- _Challenge_:
Return the listing below verbatim. Pictures do not belong in the copy.

- _Given records_:
──────────────────────────────
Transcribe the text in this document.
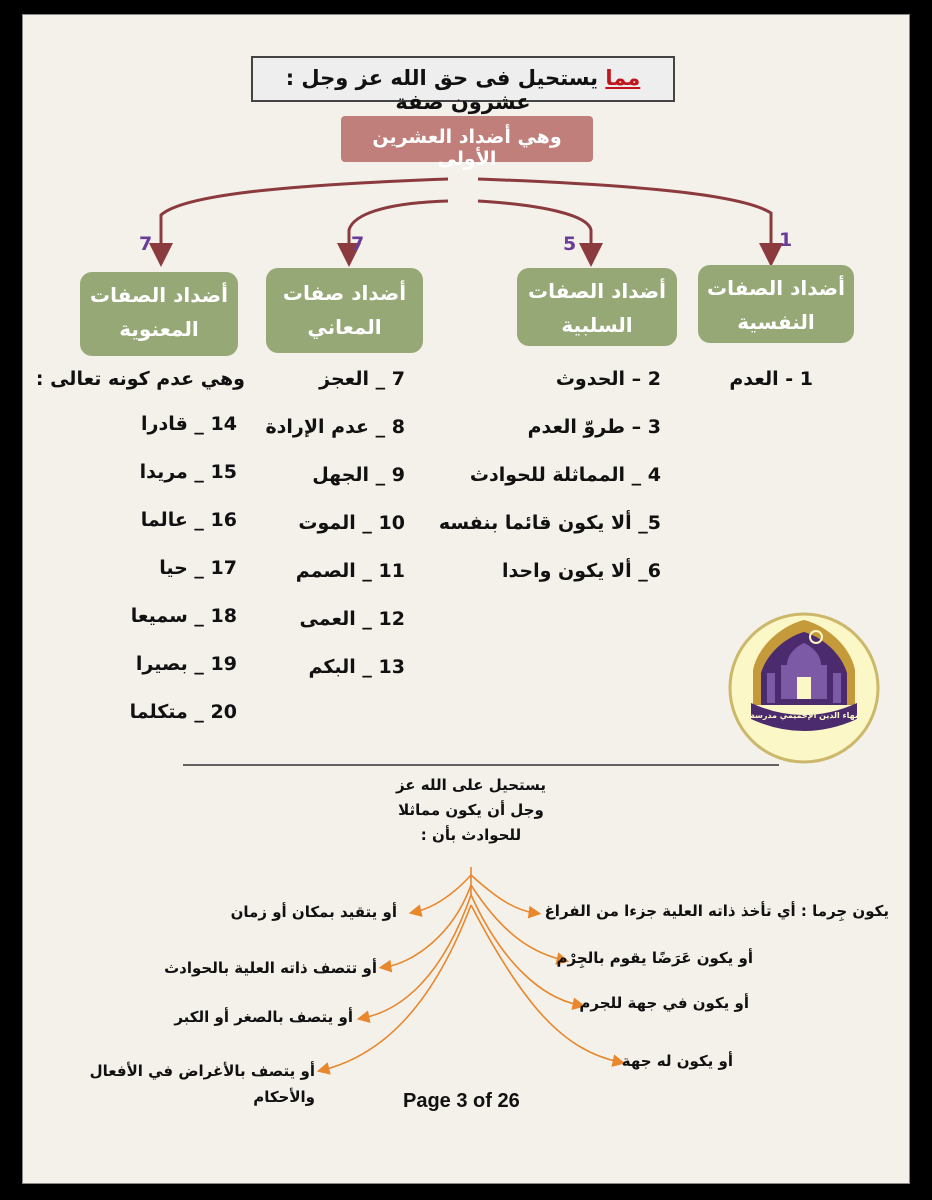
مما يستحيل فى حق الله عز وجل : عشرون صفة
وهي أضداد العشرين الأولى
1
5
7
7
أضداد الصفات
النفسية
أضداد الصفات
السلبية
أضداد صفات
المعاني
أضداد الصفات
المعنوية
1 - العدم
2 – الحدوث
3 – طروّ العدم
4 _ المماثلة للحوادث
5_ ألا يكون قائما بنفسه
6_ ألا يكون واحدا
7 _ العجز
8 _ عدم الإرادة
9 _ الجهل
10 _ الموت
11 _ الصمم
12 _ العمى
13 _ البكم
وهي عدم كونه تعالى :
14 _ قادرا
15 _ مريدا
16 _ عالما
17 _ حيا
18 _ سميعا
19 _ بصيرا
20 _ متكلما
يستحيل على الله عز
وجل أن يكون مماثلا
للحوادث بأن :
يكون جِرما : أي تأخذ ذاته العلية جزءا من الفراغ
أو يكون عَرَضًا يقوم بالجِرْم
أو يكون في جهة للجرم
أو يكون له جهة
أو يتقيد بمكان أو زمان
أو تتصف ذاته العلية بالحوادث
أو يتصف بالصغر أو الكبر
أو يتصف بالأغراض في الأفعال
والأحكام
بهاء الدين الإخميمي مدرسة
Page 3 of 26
──────────────────────────────
- _The result_:
Transcribe the text in this document.
مما يستحيل فى حق الله عز وجل : عشرون صفة
وهي أضداد العشرين الأولى
1
5
7
7
أضداد الصفات
النفسية
أضداد الصفات
السلبية
أضداد صفات
المعاني
أضداد الصفات
المعنوية
1 - العدم
2 – الحدوث
3 – طروّ العدم
4 _ المماثلة للحوادث
5_ ألا يكون قائما بنفسه
6_ ألا يكون واحدا
7 _ العجز
8 _ عدم الإرادة
9 _ الجهل
10 _ الموت
11 _ الصمم
12 _ العمى
13 _ البكم
وهي عدم كونه تعالى :
14 _ قادرا
15 _ مريدا
16 _ عالما
17 _ حيا
18 _ سميعا
19 _ بصيرا
20 _ متكلما
يستحيل على الله عز
وجل أن يكون مماثلا
للحوادث بأن :
يكون جِرما : أي تأخذ ذاته العلية جزءا من الفراغ
أو يكون عَرَضًا يقوم بالجِرْم
أو يكون في جهة للجرم
أو يكون له جهة
أو يتقيد بمكان أو زمان
أو تتصف ذاته العلية بالحوادث
أو يتصف بالصغر أو الكبر
أو يتصف بالأغراض في الأفعال
والأحكام
بهاء الدين الإخميمي مدرسة
Page 3 of 26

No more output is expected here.